#### [Extracted information]
----

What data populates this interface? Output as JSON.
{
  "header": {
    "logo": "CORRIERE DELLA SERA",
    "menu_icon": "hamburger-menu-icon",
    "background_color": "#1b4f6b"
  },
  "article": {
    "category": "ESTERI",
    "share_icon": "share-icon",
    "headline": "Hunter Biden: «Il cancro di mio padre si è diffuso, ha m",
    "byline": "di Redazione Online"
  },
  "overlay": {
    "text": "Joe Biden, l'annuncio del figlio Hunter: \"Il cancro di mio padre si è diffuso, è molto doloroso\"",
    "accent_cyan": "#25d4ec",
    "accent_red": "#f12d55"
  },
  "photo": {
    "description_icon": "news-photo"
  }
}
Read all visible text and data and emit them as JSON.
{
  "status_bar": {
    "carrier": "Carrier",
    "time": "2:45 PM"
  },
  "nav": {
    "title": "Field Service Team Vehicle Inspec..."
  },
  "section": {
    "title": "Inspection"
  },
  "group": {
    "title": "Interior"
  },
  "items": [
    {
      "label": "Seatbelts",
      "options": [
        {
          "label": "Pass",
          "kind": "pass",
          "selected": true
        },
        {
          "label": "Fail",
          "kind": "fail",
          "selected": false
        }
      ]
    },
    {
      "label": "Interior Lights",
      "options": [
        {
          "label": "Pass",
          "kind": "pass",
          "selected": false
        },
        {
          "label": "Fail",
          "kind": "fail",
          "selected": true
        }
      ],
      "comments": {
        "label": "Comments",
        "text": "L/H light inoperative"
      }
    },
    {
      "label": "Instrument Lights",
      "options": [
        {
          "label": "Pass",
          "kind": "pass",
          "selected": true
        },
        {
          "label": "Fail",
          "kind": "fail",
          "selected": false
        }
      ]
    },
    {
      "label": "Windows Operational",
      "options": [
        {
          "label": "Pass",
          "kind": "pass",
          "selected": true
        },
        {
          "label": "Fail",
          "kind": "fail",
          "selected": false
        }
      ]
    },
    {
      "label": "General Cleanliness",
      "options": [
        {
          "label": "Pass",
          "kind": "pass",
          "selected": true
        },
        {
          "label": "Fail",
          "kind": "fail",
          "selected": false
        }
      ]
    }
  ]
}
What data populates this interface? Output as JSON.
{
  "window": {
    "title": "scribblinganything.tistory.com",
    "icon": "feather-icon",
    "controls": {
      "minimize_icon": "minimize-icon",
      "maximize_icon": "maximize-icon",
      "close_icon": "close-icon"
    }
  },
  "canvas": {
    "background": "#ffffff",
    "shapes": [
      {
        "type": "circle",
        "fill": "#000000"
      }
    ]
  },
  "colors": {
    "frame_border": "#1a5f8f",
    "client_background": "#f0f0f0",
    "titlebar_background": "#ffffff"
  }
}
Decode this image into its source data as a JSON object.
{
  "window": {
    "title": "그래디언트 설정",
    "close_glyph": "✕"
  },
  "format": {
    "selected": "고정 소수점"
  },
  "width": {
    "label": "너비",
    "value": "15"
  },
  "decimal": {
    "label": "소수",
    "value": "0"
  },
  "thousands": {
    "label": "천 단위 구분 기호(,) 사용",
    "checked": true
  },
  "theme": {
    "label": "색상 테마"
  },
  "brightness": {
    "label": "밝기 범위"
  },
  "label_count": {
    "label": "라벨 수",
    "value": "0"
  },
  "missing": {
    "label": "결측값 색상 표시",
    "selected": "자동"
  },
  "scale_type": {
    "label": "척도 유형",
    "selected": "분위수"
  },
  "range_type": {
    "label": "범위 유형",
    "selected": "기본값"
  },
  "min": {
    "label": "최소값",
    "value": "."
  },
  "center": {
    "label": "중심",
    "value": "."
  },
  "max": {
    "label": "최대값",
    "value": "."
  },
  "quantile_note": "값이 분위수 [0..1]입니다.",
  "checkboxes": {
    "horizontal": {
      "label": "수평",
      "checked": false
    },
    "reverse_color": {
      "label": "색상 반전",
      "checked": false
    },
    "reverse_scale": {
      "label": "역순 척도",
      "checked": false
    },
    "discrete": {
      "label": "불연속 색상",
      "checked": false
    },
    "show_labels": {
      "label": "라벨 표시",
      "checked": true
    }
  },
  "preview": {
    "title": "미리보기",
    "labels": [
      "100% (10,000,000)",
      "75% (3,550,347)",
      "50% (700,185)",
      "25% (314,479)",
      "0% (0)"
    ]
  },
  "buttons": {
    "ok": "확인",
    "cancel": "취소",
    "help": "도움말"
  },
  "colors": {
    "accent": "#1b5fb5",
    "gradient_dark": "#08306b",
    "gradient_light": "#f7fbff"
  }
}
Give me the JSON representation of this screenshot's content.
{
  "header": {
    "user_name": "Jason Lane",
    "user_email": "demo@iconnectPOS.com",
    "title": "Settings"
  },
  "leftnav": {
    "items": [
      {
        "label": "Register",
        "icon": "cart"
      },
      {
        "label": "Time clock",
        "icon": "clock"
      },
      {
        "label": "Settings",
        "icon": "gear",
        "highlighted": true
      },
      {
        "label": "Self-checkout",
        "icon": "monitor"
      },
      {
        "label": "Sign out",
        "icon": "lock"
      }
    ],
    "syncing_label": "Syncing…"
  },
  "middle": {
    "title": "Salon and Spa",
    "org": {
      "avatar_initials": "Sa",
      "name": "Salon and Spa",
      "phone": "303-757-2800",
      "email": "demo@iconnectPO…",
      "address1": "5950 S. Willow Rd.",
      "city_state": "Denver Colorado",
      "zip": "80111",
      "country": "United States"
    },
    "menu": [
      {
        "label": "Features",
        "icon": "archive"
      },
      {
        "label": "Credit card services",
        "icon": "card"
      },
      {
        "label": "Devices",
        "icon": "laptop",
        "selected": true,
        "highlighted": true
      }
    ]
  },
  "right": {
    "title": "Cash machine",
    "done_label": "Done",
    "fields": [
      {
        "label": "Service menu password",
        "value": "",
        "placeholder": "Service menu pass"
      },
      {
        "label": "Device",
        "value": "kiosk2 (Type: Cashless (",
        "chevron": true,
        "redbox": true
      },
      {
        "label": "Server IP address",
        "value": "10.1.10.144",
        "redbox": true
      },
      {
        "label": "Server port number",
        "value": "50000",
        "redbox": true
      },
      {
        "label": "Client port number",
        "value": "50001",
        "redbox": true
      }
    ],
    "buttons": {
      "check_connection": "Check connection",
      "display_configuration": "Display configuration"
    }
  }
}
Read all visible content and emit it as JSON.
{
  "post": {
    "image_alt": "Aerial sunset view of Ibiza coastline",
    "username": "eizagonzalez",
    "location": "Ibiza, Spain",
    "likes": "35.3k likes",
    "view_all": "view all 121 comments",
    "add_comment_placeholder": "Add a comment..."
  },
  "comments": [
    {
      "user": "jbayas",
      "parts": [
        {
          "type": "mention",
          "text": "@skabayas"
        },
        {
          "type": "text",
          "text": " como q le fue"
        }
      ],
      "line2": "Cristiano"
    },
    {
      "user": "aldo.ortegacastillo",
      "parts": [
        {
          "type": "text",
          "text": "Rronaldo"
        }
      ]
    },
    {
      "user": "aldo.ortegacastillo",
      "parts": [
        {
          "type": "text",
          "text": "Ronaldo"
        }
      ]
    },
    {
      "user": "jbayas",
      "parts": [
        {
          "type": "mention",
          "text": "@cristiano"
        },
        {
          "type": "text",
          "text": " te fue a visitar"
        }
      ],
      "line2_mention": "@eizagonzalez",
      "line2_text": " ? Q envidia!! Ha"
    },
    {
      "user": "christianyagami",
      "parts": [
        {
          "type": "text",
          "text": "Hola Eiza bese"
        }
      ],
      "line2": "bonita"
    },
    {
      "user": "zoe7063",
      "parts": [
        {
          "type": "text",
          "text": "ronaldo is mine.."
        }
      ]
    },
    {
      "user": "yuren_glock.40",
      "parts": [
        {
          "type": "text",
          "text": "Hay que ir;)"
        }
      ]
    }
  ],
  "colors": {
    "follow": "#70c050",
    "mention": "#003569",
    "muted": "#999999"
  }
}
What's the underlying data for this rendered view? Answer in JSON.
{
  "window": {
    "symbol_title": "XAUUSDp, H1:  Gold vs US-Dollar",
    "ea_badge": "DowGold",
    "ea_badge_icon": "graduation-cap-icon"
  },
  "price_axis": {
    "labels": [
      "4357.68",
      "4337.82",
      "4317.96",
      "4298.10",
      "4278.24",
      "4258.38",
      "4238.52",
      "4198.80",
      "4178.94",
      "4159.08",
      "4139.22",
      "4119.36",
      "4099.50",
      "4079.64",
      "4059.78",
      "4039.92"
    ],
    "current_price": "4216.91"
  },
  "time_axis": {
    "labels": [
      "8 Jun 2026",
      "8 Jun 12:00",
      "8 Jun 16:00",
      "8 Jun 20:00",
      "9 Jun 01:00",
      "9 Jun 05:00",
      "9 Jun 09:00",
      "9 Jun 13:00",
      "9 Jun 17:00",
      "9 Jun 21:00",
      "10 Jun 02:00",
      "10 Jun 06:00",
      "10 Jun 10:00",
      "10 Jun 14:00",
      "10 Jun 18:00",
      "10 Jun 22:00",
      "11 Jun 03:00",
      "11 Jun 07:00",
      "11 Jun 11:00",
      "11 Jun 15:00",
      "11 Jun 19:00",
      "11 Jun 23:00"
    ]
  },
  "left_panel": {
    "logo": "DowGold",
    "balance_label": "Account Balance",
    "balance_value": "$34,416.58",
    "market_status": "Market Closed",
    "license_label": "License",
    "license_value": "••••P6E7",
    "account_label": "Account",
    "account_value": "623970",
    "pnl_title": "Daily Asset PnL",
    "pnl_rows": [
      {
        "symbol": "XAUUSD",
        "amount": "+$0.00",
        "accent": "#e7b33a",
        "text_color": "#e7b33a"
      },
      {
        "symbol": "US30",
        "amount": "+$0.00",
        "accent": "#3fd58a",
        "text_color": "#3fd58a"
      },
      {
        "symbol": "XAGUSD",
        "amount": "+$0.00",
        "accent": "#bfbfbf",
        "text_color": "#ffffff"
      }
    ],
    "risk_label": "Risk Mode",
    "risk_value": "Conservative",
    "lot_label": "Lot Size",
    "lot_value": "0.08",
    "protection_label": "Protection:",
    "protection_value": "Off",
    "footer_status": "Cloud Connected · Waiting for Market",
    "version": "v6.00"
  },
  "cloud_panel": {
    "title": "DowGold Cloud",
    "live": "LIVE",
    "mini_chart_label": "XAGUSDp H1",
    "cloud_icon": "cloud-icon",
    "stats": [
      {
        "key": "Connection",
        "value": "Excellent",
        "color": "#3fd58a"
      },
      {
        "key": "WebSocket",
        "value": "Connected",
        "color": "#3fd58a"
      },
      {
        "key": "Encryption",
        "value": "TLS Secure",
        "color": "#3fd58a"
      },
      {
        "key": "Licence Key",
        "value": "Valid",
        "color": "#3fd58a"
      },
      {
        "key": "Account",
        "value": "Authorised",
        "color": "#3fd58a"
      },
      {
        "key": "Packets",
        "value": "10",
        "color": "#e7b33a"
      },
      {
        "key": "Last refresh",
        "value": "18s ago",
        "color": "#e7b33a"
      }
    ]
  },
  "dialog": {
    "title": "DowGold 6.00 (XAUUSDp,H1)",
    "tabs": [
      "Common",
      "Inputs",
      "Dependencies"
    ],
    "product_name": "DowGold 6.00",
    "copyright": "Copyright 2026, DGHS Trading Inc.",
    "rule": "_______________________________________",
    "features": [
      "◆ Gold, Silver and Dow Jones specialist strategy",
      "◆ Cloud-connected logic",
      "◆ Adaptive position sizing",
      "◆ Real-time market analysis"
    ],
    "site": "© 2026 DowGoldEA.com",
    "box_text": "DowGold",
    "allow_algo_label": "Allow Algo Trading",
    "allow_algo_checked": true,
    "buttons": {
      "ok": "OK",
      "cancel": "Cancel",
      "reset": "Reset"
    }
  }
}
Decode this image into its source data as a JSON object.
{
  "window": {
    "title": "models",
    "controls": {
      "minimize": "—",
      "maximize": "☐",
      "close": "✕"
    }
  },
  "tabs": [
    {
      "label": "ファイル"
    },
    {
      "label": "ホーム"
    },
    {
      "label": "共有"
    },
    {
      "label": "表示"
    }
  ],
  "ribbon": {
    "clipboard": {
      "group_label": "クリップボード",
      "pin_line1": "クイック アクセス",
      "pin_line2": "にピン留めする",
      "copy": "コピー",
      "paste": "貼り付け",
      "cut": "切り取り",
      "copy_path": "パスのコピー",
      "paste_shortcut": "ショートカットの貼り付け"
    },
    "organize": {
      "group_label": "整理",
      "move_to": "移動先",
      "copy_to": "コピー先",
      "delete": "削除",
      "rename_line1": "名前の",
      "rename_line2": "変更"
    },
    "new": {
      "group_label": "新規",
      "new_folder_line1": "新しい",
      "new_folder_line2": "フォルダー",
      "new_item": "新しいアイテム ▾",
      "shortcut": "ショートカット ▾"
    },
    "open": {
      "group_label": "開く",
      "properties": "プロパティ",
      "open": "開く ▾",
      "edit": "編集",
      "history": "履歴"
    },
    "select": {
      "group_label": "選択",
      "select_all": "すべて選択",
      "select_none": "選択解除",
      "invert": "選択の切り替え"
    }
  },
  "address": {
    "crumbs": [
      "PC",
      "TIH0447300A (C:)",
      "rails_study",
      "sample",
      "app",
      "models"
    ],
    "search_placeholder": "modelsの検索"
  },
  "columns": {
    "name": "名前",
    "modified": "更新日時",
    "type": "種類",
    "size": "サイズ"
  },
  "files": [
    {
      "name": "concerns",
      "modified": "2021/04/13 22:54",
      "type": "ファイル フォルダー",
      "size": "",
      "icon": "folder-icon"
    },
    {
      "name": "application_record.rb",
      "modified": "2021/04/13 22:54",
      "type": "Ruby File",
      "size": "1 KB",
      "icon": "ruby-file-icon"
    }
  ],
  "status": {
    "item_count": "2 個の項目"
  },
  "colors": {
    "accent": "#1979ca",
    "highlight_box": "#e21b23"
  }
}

----

#### [Set exercise]
Copy every line of the entries above in which "Ibiza" occurs.

#### [Expected answer]
    "image_alt": "Aerial sunset view of Ibiza coastline",
    "location": "Ibiza, Spain",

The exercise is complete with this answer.